## START Source material

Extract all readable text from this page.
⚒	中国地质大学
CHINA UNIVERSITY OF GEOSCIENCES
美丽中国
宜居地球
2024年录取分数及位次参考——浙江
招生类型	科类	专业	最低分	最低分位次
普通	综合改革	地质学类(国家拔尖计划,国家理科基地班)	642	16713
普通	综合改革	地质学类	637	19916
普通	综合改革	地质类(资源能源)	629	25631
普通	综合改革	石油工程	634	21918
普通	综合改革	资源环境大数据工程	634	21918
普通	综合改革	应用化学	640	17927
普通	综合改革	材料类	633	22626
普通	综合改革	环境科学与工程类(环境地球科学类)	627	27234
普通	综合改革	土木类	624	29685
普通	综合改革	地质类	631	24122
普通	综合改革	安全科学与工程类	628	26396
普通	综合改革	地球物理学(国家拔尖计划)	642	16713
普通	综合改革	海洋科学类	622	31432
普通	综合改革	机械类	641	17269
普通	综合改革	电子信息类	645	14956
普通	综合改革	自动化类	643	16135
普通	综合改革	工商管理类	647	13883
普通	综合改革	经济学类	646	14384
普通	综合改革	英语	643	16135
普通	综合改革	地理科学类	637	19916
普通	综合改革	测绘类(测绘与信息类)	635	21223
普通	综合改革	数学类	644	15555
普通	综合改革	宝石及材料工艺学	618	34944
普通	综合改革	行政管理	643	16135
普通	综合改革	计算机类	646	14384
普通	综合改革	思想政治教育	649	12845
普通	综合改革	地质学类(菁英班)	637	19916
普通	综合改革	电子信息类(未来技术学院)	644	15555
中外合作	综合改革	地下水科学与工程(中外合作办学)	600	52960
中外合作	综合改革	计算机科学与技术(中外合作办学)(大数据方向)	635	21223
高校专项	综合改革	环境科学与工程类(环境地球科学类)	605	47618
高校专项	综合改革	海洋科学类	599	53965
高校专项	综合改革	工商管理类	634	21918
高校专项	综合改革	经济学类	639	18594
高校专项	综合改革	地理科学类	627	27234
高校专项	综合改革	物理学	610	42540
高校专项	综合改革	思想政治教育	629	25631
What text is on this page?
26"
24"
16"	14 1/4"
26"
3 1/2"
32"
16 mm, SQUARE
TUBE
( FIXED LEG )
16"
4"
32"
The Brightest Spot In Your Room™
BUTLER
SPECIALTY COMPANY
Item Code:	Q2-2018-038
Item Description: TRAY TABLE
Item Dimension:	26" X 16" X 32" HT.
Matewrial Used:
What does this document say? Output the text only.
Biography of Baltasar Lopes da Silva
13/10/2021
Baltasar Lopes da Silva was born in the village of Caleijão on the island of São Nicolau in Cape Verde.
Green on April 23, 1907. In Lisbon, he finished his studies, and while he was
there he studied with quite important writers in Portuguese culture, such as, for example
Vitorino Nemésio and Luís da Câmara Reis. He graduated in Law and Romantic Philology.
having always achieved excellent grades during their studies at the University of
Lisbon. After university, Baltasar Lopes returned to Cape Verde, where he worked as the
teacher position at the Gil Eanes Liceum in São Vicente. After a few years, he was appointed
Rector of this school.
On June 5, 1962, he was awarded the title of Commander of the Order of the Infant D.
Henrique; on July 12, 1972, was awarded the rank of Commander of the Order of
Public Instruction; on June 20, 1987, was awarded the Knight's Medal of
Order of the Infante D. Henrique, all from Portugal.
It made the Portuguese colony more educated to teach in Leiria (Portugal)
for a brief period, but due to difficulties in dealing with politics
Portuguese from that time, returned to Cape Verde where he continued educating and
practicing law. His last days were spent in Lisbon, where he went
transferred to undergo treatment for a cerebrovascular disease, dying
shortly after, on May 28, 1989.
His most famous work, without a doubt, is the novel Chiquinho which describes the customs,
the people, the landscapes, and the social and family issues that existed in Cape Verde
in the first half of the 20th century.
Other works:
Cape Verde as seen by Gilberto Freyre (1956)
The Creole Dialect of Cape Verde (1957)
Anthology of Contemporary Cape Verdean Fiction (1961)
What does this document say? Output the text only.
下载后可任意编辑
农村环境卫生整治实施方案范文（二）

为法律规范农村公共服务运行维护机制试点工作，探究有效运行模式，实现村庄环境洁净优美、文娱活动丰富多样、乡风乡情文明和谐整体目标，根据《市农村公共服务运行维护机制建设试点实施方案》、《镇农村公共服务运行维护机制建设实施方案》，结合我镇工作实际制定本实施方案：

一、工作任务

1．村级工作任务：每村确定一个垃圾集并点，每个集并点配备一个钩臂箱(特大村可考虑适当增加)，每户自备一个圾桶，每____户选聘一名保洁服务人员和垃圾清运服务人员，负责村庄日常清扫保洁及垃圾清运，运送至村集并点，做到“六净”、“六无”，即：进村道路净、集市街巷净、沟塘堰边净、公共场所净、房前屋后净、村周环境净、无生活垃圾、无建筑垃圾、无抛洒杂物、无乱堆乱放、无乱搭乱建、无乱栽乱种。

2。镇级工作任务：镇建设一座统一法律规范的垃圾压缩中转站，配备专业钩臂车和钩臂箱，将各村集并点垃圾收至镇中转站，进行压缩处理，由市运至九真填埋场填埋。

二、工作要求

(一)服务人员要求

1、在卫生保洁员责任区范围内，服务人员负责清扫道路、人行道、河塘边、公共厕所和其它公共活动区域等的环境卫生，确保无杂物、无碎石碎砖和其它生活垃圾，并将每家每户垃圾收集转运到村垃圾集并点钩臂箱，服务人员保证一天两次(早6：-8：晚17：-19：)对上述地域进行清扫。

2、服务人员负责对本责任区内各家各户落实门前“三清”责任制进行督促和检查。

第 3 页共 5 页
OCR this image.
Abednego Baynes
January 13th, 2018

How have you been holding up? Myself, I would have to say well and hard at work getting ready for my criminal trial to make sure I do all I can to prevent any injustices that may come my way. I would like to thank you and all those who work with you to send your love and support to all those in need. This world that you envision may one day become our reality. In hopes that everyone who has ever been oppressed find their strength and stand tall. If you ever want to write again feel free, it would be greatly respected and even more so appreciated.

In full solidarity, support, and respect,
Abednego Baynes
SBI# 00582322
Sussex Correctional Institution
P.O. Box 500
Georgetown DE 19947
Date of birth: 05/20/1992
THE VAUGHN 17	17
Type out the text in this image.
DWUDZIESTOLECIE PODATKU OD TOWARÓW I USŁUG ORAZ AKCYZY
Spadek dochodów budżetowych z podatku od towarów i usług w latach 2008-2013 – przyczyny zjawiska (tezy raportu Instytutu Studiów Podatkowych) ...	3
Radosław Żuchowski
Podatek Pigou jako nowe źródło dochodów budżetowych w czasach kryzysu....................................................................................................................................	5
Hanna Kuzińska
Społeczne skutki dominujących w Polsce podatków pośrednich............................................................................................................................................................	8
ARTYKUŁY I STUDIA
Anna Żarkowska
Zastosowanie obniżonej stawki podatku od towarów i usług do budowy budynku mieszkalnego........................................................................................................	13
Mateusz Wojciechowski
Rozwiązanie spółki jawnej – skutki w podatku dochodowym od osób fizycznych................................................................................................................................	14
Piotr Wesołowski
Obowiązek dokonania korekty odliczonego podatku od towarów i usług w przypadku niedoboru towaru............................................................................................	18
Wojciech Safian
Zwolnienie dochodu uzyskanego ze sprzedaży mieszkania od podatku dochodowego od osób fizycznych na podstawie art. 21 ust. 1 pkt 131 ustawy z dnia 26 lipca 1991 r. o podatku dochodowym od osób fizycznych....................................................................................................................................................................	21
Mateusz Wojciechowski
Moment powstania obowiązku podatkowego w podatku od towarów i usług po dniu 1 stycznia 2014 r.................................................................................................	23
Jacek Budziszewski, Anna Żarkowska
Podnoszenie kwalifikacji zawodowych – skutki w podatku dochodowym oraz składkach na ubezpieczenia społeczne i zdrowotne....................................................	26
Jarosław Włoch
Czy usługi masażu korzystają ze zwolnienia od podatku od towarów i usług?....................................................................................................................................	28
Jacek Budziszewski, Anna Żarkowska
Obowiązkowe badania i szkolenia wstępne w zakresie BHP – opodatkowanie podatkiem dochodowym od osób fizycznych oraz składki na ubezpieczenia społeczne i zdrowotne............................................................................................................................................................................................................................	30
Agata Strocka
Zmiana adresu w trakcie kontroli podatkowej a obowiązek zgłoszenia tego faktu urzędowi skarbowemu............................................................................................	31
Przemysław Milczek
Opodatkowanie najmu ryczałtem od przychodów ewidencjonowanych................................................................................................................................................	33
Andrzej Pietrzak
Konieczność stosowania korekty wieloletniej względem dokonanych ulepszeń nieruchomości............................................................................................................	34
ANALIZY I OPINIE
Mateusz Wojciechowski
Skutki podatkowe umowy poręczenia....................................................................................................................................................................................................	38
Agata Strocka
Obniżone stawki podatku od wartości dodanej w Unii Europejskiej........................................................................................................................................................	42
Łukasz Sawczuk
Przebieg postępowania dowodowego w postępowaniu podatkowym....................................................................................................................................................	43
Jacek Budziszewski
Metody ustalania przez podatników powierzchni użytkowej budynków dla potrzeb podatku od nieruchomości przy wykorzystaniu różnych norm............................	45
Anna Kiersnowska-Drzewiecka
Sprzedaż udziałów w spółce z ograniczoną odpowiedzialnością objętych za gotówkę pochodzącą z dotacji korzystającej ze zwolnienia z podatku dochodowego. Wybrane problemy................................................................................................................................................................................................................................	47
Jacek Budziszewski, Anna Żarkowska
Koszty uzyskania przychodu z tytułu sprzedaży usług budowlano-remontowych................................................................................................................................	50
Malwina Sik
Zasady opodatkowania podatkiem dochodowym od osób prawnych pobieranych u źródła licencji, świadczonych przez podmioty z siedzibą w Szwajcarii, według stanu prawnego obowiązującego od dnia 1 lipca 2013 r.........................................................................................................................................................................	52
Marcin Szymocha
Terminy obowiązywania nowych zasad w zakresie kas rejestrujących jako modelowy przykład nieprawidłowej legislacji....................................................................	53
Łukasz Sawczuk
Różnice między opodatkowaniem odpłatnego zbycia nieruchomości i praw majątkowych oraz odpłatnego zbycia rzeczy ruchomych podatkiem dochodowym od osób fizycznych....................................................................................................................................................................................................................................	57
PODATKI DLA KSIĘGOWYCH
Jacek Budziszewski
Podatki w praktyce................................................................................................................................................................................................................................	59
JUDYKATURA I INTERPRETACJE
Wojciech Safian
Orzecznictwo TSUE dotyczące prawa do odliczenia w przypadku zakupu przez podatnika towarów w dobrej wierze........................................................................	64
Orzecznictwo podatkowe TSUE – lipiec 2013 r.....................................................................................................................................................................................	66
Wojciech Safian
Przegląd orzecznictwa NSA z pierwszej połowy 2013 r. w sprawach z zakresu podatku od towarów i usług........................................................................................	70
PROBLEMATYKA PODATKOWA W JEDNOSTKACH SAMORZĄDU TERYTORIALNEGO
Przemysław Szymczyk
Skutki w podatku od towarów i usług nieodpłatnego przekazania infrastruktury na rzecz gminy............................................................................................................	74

## END Source material

List all lines from the entries that include the word "海洋科学类".

普通	综合改革	海洋科学类	622	31432
高校专项	综合改革	海洋科学类	599	53965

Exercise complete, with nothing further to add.